Work instructions:
1) In the pottery passage, how many marked buckets are used to keep the turnings from each batch separate?
2) Please copy the pottery passage word for word, starting at "I start with" and ending at "re-cycling like this..".
═══ Excerpted passage
We arrive back home at the end of Autumn. The pistachio tree has turned red in our absence and the liquid ambers are loosing their leaves. We head straight to the chook house to see how the girls have been faring without us. Perfectly well it appears. They have changed their allegiance to Annabelle Slugette, because she has been living here, working in the pottery and feeding them treats for the past few weeks. Hens live for food! I know that it is only cupboard love, but I do feel a little bit abandoned. I’ll need to find them a few snails or other special treats to win their hearts ( and stomachs) back.

 

We head to the garden to see what there is for dinner. We find our selves in that special period of the year when there are just a few summer vegetables hanging on, while the winter crops are just starting, so we pick the last zucchini and the first cauliflower. There are only a couple of weeks when you can eat this combination of garden produce. The chillis have ripened a lot more while we have been away, so we pick some and dry them.

 

The next day I’m back at work in the pottery. I have  to slake down all my turnings that have dried out while I’ve been away. Clay slakes down so much faster when it is bone dry. I have lots of small batches to deal with. I have been working on my collected samples of porcelain stones from all around the world and I have to keep all the turnings from each batch of pots made from each special rock completely separate and well-marked, so that I don’t get mixed up or confused about which is which. I have 10 buckets marked with masking tape and felt fen, so as to keep it all under control.

I start with the first 5 batches. I slake, blunge and sieve them all through a 100# mesh screen, then flocculate them and decant the excess water, it takes a while to get its all done. Eventually, they make it out onto the plaster drying tubs that I use for small batches of re-cycling like this..

 

I’m not just dealing only with turnings here. Many of my pots don’t even get to the turning stage. These ultra-fine, ground stone bodies, with virtually no real ‘clay’ content, based solely on mica and quartz, with just a little illitic material. Consequently, they have no dry strength. They sometimes just split as soon as they are placed on the chuck, some don’t even get to the chuck, as they split during drying. Other decide to part company with themselves after the first turning at the ‘roughing out’ stage.

 

Some others tear themselves apart after the second trimming. Only a few make it to the final turning and bisque kiln. The only good thing about pots cracking during drying, is that at least I can re-work the material and have another go at making something that might survive to the kiln. What happens in the glaze kiln is another matter. I’ll find that out for these samples soon enough!

 

Porcelain, blah, blah, blah!

Not all porcelain is white.

The countryside around Mittagong is one of the few places where native porcelain stone occurs. 15 years ago, I discovered porcelain stone and it has enabled me to develop my wood fired porcelain and proto-porcelains made from this native rock. They aren’t the most translucent or the whitest of porcelains. But they are mine. I’m not pretending that just because I dig the stuff up, it makes for good pots. Good pots are made by good potters, by skill, judgement, intuition and innate ability, coupled with loads of practice. The ‘stuff’ doesn’t necessarily come into it. I’m not a good potter, but I enjoy what I do, and sometimes I think that I’m getting better, as some of my pots turn out to be quite lovely. But only some. There is still a lot of luck involved.
══════
═══ Supplied data
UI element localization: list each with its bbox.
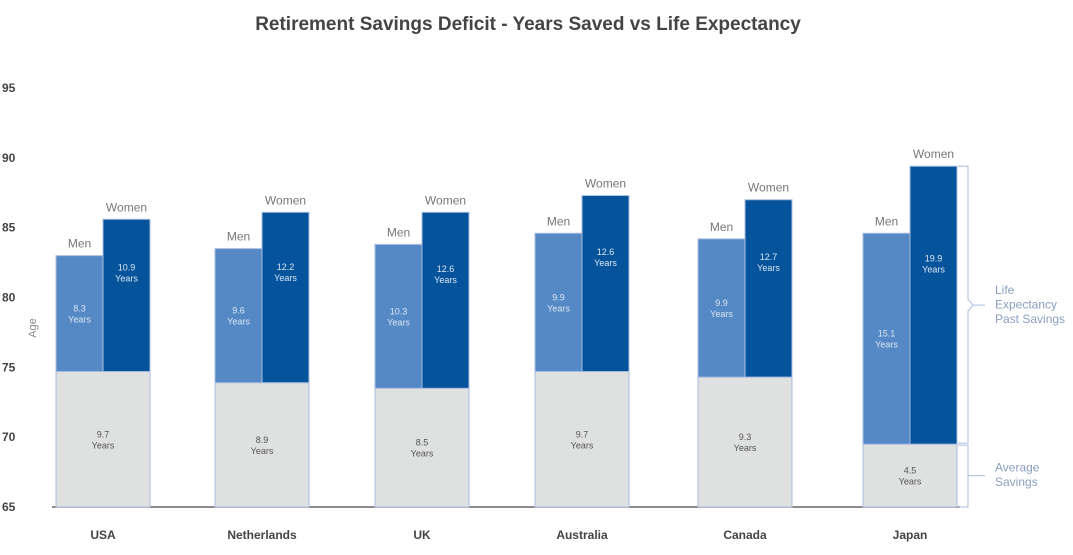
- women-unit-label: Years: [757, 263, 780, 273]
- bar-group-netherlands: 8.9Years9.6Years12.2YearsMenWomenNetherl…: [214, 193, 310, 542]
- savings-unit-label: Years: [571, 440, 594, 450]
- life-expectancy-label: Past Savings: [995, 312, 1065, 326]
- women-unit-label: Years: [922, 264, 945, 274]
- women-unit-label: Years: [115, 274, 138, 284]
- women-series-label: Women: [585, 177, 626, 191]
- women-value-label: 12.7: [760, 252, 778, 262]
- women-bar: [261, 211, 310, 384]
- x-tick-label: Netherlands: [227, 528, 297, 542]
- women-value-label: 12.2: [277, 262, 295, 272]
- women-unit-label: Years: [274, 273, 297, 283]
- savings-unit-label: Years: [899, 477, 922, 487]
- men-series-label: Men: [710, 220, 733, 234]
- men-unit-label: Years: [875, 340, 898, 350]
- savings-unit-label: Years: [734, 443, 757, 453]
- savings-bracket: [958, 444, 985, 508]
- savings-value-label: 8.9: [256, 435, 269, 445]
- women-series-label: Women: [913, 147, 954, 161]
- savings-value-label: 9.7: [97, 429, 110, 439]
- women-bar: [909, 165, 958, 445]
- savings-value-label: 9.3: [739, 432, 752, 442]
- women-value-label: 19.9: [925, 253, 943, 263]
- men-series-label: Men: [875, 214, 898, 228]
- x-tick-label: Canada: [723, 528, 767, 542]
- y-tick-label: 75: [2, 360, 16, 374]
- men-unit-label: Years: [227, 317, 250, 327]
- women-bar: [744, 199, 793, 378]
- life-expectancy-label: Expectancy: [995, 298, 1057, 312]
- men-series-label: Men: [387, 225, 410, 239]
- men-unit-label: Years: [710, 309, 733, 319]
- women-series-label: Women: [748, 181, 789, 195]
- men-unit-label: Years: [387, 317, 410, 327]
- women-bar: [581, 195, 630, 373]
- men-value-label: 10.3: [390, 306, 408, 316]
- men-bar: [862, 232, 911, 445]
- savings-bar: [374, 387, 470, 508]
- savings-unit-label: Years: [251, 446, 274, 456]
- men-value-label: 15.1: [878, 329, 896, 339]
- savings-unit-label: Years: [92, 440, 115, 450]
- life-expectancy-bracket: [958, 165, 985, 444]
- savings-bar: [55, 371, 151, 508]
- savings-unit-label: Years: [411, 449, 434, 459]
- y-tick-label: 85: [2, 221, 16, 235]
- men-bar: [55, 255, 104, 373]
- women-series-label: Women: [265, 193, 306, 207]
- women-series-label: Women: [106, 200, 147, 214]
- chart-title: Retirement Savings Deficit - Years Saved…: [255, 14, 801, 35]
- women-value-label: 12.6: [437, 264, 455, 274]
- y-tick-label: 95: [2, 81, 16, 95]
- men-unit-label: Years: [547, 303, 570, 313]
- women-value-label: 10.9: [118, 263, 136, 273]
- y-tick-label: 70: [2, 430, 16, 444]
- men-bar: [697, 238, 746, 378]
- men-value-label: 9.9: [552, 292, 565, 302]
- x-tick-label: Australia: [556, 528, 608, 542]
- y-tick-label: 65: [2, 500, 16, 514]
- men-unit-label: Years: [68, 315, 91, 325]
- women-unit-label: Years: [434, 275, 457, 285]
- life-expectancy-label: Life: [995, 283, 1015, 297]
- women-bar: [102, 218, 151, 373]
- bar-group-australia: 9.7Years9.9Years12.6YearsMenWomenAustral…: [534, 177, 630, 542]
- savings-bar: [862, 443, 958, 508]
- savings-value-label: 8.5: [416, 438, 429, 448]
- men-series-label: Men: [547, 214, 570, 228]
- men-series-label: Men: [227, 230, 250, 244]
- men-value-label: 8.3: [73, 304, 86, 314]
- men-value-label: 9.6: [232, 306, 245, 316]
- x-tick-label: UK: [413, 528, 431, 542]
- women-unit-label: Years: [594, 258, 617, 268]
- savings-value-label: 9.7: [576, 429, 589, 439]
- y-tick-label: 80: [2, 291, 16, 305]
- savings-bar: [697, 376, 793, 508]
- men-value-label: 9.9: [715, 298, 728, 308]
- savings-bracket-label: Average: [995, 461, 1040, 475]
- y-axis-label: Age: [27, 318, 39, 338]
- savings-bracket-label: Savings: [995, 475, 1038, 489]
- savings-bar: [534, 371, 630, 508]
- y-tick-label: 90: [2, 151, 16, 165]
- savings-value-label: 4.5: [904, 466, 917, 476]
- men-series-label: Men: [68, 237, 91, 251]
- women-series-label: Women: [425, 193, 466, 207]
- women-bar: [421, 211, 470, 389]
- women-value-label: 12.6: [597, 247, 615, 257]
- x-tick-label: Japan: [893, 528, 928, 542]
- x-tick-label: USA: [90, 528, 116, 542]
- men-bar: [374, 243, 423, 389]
══════
Task-by-task results:
1) 10 buckets.

2)
I start with the first 5 batches. I slake, blunge and sieve them all through a 100# mesh screen, then flocculate them and decant the excess water, it takes a while to get its all done. Eventually, they make it out onto the plaster drying tubs that I use for small batches of re-cycling like this..